> _What the exercise asks_:
Count every line of the material that holds the string "江苏省第二类医疗器械经营备案表". Respond with the total only.

> _Records to use_:
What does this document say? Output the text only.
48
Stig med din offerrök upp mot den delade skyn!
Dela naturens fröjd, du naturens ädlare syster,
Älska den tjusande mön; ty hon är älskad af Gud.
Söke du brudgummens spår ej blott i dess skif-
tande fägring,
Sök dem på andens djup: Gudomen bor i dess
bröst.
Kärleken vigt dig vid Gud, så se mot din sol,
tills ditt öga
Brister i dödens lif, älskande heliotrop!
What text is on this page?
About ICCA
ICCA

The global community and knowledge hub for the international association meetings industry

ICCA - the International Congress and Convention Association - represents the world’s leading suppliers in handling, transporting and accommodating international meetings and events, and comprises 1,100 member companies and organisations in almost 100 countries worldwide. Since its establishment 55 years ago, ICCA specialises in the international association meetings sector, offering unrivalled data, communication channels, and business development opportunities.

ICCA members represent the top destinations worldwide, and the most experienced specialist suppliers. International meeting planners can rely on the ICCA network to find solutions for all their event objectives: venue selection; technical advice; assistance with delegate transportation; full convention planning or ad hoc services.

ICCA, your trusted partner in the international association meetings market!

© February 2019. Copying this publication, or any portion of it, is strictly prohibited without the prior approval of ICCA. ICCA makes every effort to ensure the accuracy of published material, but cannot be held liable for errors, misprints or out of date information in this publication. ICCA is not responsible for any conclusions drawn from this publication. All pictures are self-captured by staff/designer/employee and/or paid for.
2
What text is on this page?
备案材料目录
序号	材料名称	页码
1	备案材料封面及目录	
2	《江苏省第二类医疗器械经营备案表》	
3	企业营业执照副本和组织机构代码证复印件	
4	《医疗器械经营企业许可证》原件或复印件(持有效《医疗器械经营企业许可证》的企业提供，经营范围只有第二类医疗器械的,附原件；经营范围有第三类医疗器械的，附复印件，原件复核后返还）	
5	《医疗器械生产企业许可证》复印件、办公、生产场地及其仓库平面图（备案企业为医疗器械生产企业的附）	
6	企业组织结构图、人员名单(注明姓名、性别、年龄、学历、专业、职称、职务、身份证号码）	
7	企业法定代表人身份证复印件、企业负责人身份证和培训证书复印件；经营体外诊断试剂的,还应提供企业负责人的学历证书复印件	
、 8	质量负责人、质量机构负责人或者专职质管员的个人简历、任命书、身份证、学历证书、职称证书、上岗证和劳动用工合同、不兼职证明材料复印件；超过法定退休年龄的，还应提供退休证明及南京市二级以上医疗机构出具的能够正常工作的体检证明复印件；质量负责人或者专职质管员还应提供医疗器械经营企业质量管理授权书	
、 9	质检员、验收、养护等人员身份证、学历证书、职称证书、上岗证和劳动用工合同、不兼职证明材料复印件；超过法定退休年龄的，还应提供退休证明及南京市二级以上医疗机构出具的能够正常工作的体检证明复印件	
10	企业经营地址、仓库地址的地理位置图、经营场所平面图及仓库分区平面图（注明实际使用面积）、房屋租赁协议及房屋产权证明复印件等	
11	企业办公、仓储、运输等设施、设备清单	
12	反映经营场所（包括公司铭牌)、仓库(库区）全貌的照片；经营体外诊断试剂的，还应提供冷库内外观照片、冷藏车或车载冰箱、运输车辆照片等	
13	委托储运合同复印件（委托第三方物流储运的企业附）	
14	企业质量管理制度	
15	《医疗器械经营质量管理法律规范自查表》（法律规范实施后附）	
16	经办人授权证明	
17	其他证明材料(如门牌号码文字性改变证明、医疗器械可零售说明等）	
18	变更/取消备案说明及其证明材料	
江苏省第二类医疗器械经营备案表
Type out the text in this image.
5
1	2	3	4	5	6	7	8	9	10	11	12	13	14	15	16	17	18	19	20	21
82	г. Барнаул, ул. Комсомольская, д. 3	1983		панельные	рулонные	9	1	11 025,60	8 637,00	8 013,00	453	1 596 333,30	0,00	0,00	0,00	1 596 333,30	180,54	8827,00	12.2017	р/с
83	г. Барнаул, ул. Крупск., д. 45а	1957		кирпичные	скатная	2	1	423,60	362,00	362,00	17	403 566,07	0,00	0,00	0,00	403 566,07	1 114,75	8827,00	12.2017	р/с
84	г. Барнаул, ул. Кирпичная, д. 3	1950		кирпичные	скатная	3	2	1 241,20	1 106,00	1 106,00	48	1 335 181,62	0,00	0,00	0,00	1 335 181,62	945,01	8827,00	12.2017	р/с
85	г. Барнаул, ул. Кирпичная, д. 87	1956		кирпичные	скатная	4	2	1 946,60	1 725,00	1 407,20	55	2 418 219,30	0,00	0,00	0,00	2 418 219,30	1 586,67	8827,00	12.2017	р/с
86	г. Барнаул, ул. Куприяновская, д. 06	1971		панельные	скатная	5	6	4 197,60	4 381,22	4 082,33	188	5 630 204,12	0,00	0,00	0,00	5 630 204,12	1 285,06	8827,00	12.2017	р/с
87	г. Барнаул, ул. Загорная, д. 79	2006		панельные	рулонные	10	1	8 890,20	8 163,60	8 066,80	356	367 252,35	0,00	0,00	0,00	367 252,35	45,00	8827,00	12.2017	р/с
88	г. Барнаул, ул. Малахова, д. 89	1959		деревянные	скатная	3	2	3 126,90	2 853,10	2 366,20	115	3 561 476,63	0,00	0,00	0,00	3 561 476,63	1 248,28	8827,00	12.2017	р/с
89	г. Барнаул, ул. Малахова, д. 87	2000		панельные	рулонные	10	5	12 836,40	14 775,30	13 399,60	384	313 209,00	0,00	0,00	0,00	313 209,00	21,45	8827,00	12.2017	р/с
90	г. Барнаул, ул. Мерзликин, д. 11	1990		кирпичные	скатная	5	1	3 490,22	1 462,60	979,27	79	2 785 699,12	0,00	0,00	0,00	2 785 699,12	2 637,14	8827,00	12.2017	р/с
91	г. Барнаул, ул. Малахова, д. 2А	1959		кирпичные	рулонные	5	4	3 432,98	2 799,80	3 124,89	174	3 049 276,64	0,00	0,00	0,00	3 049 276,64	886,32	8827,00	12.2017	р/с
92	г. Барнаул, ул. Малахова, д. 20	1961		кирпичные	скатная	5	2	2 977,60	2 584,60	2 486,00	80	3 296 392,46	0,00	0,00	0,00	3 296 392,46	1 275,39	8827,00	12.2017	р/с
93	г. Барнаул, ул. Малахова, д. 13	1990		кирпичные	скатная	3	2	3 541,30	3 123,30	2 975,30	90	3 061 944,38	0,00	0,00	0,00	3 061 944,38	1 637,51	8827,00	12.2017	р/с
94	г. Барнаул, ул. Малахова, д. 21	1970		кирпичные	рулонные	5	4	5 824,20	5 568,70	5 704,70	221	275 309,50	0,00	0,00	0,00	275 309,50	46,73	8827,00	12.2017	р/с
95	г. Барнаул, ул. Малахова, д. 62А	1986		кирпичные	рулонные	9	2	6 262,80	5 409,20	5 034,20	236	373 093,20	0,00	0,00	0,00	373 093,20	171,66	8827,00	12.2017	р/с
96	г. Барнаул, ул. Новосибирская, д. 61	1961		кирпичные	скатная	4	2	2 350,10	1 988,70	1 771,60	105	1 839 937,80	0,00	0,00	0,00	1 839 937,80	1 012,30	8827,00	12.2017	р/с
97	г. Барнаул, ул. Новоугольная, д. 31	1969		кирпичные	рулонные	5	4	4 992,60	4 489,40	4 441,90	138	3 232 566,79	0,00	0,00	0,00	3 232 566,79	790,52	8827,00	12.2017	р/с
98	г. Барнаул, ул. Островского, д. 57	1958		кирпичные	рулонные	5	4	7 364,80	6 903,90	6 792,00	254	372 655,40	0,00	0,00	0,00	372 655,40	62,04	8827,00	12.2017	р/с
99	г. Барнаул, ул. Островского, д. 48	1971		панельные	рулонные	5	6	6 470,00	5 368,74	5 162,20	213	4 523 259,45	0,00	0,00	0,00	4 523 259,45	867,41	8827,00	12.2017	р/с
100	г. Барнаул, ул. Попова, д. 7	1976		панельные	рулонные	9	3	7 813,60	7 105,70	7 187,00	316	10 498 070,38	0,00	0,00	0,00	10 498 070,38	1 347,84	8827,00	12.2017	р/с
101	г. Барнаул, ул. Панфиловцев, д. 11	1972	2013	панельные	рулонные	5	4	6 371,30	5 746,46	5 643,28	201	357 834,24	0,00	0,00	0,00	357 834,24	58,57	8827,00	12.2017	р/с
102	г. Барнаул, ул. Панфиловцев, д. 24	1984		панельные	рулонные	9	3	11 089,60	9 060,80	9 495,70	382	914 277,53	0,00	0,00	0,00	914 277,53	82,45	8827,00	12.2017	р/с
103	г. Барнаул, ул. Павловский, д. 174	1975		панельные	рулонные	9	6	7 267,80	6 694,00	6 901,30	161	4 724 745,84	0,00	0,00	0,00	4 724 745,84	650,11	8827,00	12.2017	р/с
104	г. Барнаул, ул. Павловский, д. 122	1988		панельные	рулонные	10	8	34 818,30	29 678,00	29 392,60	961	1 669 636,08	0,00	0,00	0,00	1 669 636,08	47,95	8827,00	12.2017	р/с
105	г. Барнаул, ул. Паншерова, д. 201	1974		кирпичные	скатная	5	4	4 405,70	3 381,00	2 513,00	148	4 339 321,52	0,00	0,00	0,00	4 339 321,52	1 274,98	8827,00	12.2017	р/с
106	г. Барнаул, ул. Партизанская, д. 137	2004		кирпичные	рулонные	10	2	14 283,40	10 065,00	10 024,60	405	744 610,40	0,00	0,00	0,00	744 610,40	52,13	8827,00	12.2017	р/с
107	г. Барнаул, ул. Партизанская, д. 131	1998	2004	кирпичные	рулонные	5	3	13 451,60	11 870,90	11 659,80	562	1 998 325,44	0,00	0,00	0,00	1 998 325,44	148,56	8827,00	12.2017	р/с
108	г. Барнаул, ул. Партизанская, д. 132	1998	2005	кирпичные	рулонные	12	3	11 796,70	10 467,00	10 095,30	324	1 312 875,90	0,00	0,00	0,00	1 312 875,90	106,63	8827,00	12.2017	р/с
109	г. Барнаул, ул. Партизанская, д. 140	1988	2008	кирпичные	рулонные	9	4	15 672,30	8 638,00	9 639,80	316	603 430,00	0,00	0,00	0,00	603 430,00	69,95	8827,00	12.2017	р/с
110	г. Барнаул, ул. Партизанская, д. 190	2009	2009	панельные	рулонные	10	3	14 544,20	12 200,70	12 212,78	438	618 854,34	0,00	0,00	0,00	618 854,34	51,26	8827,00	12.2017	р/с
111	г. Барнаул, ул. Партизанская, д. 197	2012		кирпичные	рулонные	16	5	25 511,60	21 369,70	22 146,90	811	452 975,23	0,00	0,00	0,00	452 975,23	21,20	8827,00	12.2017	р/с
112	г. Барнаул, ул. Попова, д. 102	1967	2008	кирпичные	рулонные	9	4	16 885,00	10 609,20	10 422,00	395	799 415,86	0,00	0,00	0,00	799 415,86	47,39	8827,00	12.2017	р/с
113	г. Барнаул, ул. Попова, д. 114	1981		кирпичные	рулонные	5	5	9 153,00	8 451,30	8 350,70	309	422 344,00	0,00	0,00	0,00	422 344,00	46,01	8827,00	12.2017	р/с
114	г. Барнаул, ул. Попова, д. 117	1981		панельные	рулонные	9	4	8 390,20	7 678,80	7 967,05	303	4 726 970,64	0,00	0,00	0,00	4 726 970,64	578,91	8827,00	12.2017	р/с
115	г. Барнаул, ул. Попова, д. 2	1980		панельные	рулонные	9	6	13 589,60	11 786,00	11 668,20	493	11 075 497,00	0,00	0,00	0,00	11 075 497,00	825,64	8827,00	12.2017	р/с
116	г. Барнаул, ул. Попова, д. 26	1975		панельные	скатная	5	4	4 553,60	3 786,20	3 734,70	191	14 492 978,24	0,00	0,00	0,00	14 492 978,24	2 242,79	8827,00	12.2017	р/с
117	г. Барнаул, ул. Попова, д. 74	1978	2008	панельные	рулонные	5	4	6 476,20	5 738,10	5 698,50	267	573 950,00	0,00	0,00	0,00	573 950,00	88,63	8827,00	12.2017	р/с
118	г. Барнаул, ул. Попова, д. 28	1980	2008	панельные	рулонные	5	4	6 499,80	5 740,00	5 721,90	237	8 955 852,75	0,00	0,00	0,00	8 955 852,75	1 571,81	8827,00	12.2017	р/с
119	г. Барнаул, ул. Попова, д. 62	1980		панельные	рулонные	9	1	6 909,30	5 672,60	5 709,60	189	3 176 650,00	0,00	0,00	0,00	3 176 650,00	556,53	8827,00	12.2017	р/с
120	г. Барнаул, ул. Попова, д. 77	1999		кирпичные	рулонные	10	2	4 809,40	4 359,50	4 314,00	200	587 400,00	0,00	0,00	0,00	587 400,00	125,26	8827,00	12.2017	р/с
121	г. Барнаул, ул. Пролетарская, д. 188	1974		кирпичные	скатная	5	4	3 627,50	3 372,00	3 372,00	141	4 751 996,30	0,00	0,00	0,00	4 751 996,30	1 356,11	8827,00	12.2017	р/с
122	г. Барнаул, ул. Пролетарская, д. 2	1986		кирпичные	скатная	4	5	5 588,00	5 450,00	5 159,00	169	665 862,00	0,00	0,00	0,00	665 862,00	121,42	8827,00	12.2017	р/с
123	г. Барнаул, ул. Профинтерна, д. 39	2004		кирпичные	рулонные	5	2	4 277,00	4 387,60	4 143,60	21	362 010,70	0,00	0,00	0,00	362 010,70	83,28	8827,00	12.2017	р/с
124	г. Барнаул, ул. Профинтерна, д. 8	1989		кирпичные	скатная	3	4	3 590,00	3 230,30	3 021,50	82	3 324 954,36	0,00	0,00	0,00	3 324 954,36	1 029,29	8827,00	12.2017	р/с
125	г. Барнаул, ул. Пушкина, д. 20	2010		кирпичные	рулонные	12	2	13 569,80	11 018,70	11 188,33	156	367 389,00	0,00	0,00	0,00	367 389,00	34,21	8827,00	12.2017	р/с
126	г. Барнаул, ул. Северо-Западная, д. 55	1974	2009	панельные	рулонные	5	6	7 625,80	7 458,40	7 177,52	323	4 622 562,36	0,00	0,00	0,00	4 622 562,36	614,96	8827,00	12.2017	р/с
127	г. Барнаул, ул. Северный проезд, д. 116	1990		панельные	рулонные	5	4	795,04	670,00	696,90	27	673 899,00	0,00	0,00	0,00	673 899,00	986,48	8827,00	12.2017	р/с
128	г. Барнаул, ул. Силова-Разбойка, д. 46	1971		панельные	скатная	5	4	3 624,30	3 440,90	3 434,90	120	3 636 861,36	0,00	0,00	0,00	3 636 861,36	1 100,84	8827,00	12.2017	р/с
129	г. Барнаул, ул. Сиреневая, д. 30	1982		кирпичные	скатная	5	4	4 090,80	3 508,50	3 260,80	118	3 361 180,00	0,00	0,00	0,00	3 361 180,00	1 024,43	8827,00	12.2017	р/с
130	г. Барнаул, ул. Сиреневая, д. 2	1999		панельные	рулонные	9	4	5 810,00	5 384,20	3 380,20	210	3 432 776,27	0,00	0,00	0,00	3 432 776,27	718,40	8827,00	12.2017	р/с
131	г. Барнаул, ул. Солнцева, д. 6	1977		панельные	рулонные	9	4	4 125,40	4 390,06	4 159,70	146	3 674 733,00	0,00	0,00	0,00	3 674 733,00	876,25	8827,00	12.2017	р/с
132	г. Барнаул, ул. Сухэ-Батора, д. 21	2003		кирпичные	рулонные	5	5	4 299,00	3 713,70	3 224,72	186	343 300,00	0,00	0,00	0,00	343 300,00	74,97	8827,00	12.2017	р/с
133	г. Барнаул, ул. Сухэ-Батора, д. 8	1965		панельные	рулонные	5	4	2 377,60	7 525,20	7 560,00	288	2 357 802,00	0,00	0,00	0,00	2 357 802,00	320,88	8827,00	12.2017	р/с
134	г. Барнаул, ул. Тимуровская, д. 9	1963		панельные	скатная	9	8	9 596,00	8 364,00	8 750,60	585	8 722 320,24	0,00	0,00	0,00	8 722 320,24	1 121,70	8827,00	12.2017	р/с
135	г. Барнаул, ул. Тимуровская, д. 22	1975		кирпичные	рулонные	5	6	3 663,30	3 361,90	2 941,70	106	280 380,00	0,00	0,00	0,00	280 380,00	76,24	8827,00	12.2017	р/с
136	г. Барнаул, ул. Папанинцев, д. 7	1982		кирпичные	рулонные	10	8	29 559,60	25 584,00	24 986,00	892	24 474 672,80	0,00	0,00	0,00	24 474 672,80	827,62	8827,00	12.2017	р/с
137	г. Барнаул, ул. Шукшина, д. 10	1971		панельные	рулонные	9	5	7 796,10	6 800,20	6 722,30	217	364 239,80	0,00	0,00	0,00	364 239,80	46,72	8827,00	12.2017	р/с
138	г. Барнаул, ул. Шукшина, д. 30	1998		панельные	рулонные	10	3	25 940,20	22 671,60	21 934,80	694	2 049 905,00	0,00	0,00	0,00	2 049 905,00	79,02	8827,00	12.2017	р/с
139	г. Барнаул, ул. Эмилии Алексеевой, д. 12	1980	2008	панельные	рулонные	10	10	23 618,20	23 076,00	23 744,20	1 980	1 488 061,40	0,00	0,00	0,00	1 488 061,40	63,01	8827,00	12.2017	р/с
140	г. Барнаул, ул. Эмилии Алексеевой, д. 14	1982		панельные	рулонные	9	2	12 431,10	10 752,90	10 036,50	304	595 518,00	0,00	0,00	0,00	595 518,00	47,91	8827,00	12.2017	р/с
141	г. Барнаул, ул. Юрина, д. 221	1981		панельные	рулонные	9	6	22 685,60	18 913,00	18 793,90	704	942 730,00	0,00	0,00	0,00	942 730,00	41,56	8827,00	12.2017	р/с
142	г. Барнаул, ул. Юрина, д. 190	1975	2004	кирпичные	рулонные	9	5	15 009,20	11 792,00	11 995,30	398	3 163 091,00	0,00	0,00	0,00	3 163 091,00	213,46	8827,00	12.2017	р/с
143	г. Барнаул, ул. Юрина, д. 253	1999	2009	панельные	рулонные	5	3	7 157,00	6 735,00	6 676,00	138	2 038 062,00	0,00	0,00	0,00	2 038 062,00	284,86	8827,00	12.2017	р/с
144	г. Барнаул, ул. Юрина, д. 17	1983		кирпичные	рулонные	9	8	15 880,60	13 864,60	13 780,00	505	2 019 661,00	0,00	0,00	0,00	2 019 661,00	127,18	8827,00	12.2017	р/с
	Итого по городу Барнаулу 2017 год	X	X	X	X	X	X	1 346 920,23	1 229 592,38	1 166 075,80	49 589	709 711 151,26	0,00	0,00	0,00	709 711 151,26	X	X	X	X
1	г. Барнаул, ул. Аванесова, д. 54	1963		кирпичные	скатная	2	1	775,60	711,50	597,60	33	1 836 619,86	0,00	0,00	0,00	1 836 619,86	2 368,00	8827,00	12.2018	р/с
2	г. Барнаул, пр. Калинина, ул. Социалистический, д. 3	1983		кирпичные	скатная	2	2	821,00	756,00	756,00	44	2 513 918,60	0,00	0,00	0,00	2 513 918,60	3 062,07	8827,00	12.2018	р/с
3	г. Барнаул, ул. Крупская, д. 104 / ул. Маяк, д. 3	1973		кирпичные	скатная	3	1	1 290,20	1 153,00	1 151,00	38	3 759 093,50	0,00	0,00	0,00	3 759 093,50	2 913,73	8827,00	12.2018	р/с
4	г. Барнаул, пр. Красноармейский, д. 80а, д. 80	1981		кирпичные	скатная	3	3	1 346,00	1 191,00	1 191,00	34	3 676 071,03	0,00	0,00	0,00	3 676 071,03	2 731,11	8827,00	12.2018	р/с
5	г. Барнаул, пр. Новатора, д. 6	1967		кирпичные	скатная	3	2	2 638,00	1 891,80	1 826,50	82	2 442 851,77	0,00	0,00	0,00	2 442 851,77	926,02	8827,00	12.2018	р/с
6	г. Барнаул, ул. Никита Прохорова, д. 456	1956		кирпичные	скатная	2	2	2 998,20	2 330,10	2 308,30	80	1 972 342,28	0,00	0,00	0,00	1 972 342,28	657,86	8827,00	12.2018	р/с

> _Finished task_:
2